→ Task brief: Below is a block of records; repeat each one exactly.
※
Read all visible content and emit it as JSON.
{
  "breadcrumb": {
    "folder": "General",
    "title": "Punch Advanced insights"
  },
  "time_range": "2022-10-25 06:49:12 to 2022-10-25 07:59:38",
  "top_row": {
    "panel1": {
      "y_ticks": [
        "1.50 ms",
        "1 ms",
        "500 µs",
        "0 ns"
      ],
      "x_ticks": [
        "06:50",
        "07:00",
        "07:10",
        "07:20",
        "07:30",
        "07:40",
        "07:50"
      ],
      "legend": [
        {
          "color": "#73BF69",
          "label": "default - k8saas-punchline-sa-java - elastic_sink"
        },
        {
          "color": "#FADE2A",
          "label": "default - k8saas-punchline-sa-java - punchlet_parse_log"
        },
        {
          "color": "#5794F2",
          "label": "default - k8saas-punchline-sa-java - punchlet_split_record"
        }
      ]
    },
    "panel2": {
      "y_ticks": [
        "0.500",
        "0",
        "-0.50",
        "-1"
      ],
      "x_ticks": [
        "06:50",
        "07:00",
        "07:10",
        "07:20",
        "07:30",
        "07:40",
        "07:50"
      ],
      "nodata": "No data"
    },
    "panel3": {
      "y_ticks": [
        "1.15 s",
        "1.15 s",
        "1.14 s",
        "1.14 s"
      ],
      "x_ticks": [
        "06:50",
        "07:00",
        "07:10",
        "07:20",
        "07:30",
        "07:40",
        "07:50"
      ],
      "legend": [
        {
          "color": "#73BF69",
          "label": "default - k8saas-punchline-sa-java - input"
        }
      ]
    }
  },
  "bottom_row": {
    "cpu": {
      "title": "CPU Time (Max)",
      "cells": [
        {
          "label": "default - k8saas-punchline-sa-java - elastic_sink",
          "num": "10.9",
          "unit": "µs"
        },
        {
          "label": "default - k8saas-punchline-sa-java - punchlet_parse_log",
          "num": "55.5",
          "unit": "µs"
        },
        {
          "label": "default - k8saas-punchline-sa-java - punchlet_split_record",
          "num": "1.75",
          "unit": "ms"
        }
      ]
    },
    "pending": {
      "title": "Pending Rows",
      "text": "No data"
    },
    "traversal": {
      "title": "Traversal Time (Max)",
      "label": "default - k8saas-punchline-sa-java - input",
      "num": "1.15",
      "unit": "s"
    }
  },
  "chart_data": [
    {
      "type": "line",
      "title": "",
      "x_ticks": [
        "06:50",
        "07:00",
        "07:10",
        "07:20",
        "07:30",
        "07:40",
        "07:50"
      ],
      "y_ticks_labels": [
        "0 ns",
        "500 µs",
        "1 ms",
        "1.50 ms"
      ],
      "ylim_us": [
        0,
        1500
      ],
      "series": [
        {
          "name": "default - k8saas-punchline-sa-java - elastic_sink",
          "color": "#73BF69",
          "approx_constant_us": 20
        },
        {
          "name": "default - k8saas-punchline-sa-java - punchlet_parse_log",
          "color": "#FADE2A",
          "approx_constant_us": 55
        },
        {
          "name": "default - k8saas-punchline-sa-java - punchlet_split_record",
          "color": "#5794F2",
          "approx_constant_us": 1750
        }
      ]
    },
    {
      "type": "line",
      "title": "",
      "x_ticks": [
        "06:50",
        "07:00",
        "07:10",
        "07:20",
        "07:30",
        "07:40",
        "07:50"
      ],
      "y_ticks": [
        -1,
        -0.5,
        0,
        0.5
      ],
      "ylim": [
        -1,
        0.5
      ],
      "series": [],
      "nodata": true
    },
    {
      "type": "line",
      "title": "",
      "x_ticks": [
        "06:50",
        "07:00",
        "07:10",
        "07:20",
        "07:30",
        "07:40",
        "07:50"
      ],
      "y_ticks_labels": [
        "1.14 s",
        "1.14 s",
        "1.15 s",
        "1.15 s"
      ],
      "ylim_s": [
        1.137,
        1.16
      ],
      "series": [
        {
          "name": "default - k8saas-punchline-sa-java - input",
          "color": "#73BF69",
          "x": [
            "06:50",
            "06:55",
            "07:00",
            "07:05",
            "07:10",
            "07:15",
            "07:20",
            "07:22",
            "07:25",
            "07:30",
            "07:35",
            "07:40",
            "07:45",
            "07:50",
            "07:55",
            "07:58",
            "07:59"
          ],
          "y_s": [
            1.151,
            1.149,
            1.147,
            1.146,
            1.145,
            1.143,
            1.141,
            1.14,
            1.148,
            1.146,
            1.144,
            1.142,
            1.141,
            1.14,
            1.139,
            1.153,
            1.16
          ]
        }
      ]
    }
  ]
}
※
→ Full solution:
Read all visible content and emit it as JSON.
{
  "breadcrumb": {
    "folder": "General",
    "title": "Punch Advanced insights"
  },
  "time_range": "2022-10-25 06:49:12 to 2022-10-25 07:59:38",
  "top_row": {
    "panel1": {
      "y_ticks": [
        "1.50 ms",
        "1 ms",
        "500 µs",
        "0 ns"
      ],
      "x_ticks": [
        "06:50",
        "07:00",
        "07:10",
        "07:20",
        "07:30",
        "07:40",
        "07:50"
      ],
      "legend": [
        {
          "color": "#73BF69",
          "label": "default - k8saas-punchline-sa-java - elastic_sink"
        },
        {
          "color": "#FADE2A",
          "label": "default - k8saas-punchline-sa-java - punchlet_parse_log"
        },
        {
          "color": "#5794F2",
          "label": "default - k8saas-punchline-sa-java - punchlet_split_record"
        }
      ]
    },
    "panel2": {
      "y_ticks": [
        "0.500",
        "0",
        "-0.50",
        "-1"
      ],
      "x_ticks": [
        "06:50",
        "07:00",
        "07:10",
        "07:20",
        "07:30",
        "07:40",
        "07:50"
      ],
      "nodata": "No data"
    },
    "panel3": {
      "y_ticks": [
        "1.15 s",
        "1.15 s",
        "1.14 s",
        "1.14 s"
      ],
      "x_ticks": [
        "06:50",
        "07:00",
        "07:10",
        "07:20",
        "07:30",
        "07:40",
        "07:50"
      ],
      "legend": [
        {
          "color": "#73BF69",
          "label": "default - k8saas-punchline-sa-java - input"
        }
      ]
    }
  },
  "bottom_row": {
    "cpu": {
      "title": "CPU Time (Max)",
      "cells": [
        {
          "label": "default - k8saas-punchline-sa-java - elastic_sink",
          "num": "10.9",
          "unit": "µs"
        },
        {
          "label": "default - k8saas-punchline-sa-java - punchlet_parse_log",
          "num": "55.5",
          "unit": "µs"
        },
        {
          "label": "default - k8saas-punchline-sa-java - punchlet_split_record",
          "num": "1.75",
          "unit": "ms"
        }
      ]
    },
    "pending": {
      "title": "Pending Rows",
      "text": "No data"
    },
    "traversal": {
      "title": "Traversal Time (Max)",
      "label": "default - k8saas-punchline-sa-java - input",
      "num": "1.15",
      "unit": "s"
    }
  },
  "chart_data": [
    {
      "type": "line",
      "title": "",
      "x_ticks": [
        "06:50",
        "07:00",
        "07:10",
        "07:20",
        "07:30",
        "07:40",
        "07:50"
      ],
      "y_ticks_labels": [
        "0 ns",
        "500 µs",
        "1 ms",
        "1.50 ms"
      ],
      "ylim_us": [
        0,
        1500
      ],
      "series": [
        {
          "name": "default - k8saas-punchline-sa-java - elastic_sink",
          "color": "#73BF69",
          "approx_constant_us": 20
        },
        {
          "name": "default - k8saas-punchline-sa-java - punchlet_parse_log",
          "color": "#FADE2A",
          "approx_constant_us": 55
        },
        {
          "name": "default - k8saas-punchline-sa-java - punchlet_split_record",
          "color": "#5794F2",
          "approx_constant_us": 1750
        }
      ]
    },
    {
      "type": "line",
      "title": "",
      "x_ticks": [
        "06:50",
        "07:00",
        "07:10",
        "07:20",
        "07:30",
        "07:40",
        "07:50"
      ],
      "y_ticks": [
        -1,
        -0.5,
        0,
        0.5
      ],
      "ylim": [
        -1,
        0.5
      ],
      "series": [],
      "nodata": true
    },
    {
      "type": "line",
      "title": "",
      "x_ticks": [
        "06:50",
        "07:00",
        "07:10",
        "07:20",
        "07:30",
        "07:40",
        "07:50"
      ],
      "y_ticks_labels": [
        "1.14 s",
        "1.14 s",
        "1.15 s",
        "1.15 s"
      ],
      "ylim_s": [
        1.137,
        1.16
      ],
      "series": [
        {
          "name": "default - k8saas-punchline-sa-java - input",
          "color": "#73BF69",
          "x": [
            "06:50",
            "06:55",
            "07:00",
            "07:05",
            "07:10",
            "07:15",
            "07:20",
            "07:22",
            "07:25",
            "07:30",
            "07:35",
            "07:40",
            "07:45",
            "07:50",
            "07:55",
            "07:58",
            "07:59"
          ],
          "y_s": [
            1.151,
            1.149,
            1.147,
            1.146,
            1.145,
            1.143,
            1.141,
            1.14,
            1.148,
            1.146,
            1.144,
            1.142,
            1.141,
            1.14,
            1.139,
            1.153,
            1.16
          ]
        }
      ]
    }
  ]
}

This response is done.